___ Data to process
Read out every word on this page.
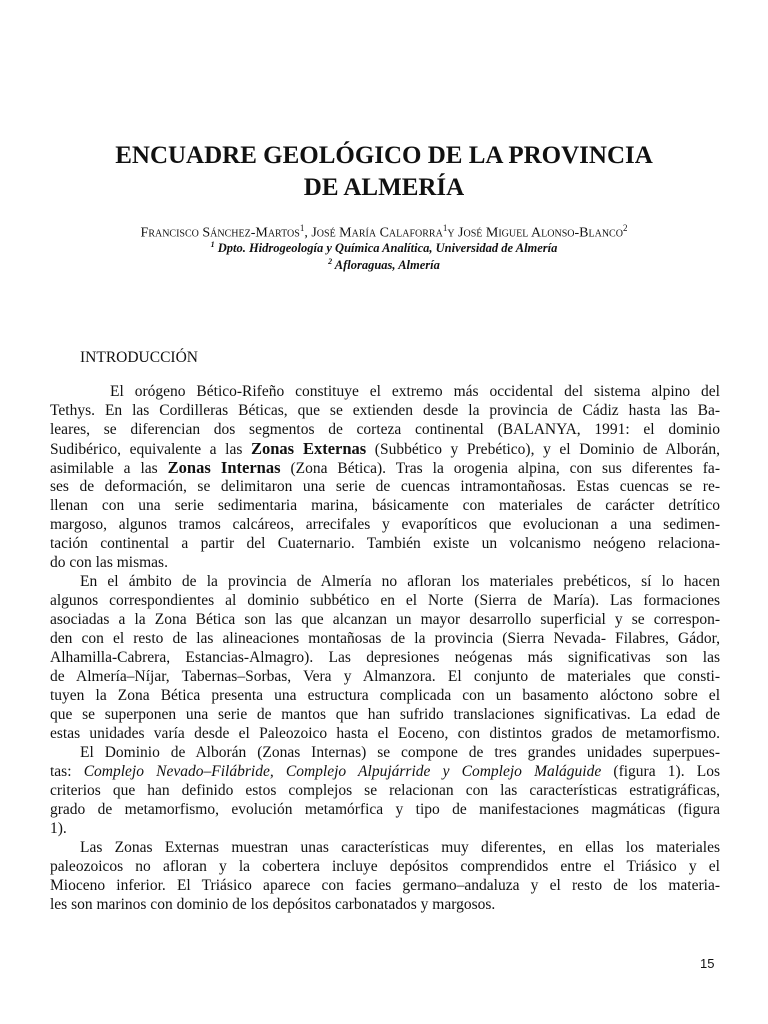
ENCUADRE GEOLÓGICO DE LA PROVINCIA
DE ALMERÍA
Francisco Sánchez-Martos$^1$, José María Calaforra$^1$y José Miguel Alonso-Blanco$^2$
$^1$ Dpto. Hidrogeología y Química Analítica, Universidad de Almería
$^2$ Afloraguas, Almería
INTRODUCCIÓN
El orógeno Bético-Rifeño constituye el extremo más occidental del sistema alpino del
Tethys. En las Cordilleras Béticas, que se extienden desde la provincia de Cádiz hasta las Ba-
leares, se diferencian dos segmentos de corteza continental (BALANYA, 1991: el dominio
Sudibérico, equivalente a las Zonas Externas (Subbético y Prebético), y el Dominio de Alborán,
asimilable a las Zonas Internas (Zona Bética). Tras la orogenia alpina, con sus diferentes fa-
ses de deformación, se delimitaron una serie de cuencas intramontañosas. Estas cuencas se re-
llenan con una serie sedimentaria marina, básicamente con materiales de carácter detrítico
margoso, algunos tramos calcáreos, arrecifales y evaporíticos que evolucionan a una sedimen-
tación continental a partir del Cuaternario. También existe un volcanismo neógeno relaciona-
do con las mismas.
En el ámbito de la provincia de Almería no afloran los materiales prebéticos, sí lo hacen
algunos correspondientes al dominio subbético en el Norte (Sierra de María). Las formaciones
asociadas a la Zona Bética son las que alcanzan un mayor desarrollo superficial y se correspon-
den con el resto de las alineaciones montañosas de la provincia (Sierra Nevada- Filabres, Gádor,
Alhamilla-Cabrera, Estancias-Almagro). Las depresiones neógenas más significativas son las
de Almería–Níjar, Tabernas–Sorbas, Vera y Almanzora. El conjunto de materiales que consti-
tuyen la Zona Bética presenta una estructura complicada con un basamento alóctono sobre el
que se superponen una serie de mantos que han sufrido translaciones significativas. La edad de
estas unidades varía desde el Paleozoico hasta el Eoceno, con distintos grados de metamorfismo.
El Dominio de Alborán (Zonas Internas) se compone de tres grandes unidades superpues-
tas: Complejo Nevado–Filábride, Complejo Alpujárride y Complejo Maláguide (figura 1). Los
criterios que han definido estos complejos se relacionan con las características estratigráficas,
grado de metamorfismo, evolución metamórfica y tipo de manifestaciones magmáticas (figura
1).
Las Zonas Externas muestran unas características muy diferentes, en ellas los materiales
paleozoicos no afloran y la cobertera incluye depósitos comprendidos entre el Triásico y el
Mioceno inferior. El Triásico aparece con facies germano–andaluza y el resto de los materia-
les son marinos con dominio de los depósitos carbonatados y margosos.
15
______
Aim of the exercise
All records must be output exactly as they are, except for the pictures, which are left out.

Written answer
Read out every word on this page.
ENCUADRE GEOLÓGICO DE LA PROVINCIA
DE ALMERÍA
Francisco Sánchez-Martos$^1$, José María Calaforra$^1$y José Miguel Alonso-Blanco$^2$
$^1$ Dpto. Hidrogeología y Química Analítica, Universidad de Almería
$^2$ Afloraguas, Almería
INTRODUCCIÓN
El orógeno Bético-Rifeño constituye el extremo más occidental del sistema alpino del
Tethys. En las Cordilleras Béticas, que se extienden desde la provincia de Cádiz hasta las Ba-
leares, se diferencian dos segmentos de corteza continental (BALANYA, 1991: el dominio
Sudibérico, equivalente a las Zonas Externas (Subbético y Prebético), y el Dominio de Alborán,
asimilable a las Zonas Internas (Zona Bética). Tras la orogenia alpina, con sus diferentes fa-
ses de deformación, se delimitaron una serie de cuencas intramontañosas. Estas cuencas se re-
llenan con una serie sedimentaria marina, básicamente con materiales de carácter detrítico
margoso, algunos tramos calcáreos, arrecifales y evaporíticos que evolucionan a una sedimen-
tación continental a partir del Cuaternario. También existe un volcanismo neógeno relaciona-
do con las mismas.
En el ámbito de la provincia de Almería no afloran los materiales prebéticos, sí lo hacen
algunos correspondientes al dominio subbético en el Norte (Sierra de María). Las formaciones
asociadas a la Zona Bética son las que alcanzan un mayor desarrollo superficial y se correspon-
den con el resto de las alineaciones montañosas de la provincia (Sierra Nevada- Filabres, Gádor,
Alhamilla-Cabrera, Estancias-Almagro). Las depresiones neógenas más significativas son las
de Almería–Níjar, Tabernas–Sorbas, Vera y Almanzora. El conjunto de materiales que consti-
tuyen la Zona Bética presenta una estructura complicada con un basamento alóctono sobre el
que se superponen una serie de mantos que han sufrido translaciones significativas. La edad de
estas unidades varía desde el Paleozoico hasta el Eoceno, con distintos grados de metamorfismo.
El Dominio de Alborán (Zonas Internas) se compone de tres grandes unidades superpues-
tas: Complejo Nevado–Filábride, Complejo Alpujárride y Complejo Maláguide (figura 1). Los
criterios que han definido estos complejos se relacionan con las características estratigráficas,
grado de metamorfismo, evolución metamórfica y tipo de manifestaciones magmáticas (figura
1).
Las Zonas Externas muestran unas características muy diferentes, en ellas los materiales
paleozoicos no afloran y la cobertera incluye depósitos comprendidos entre el Triásico y el
Mioceno inferior. El Triásico aparece con facies germano–andaluza y el resto de los materia-
les son marinos con dominio de los depósitos carbonatados y margosos.
15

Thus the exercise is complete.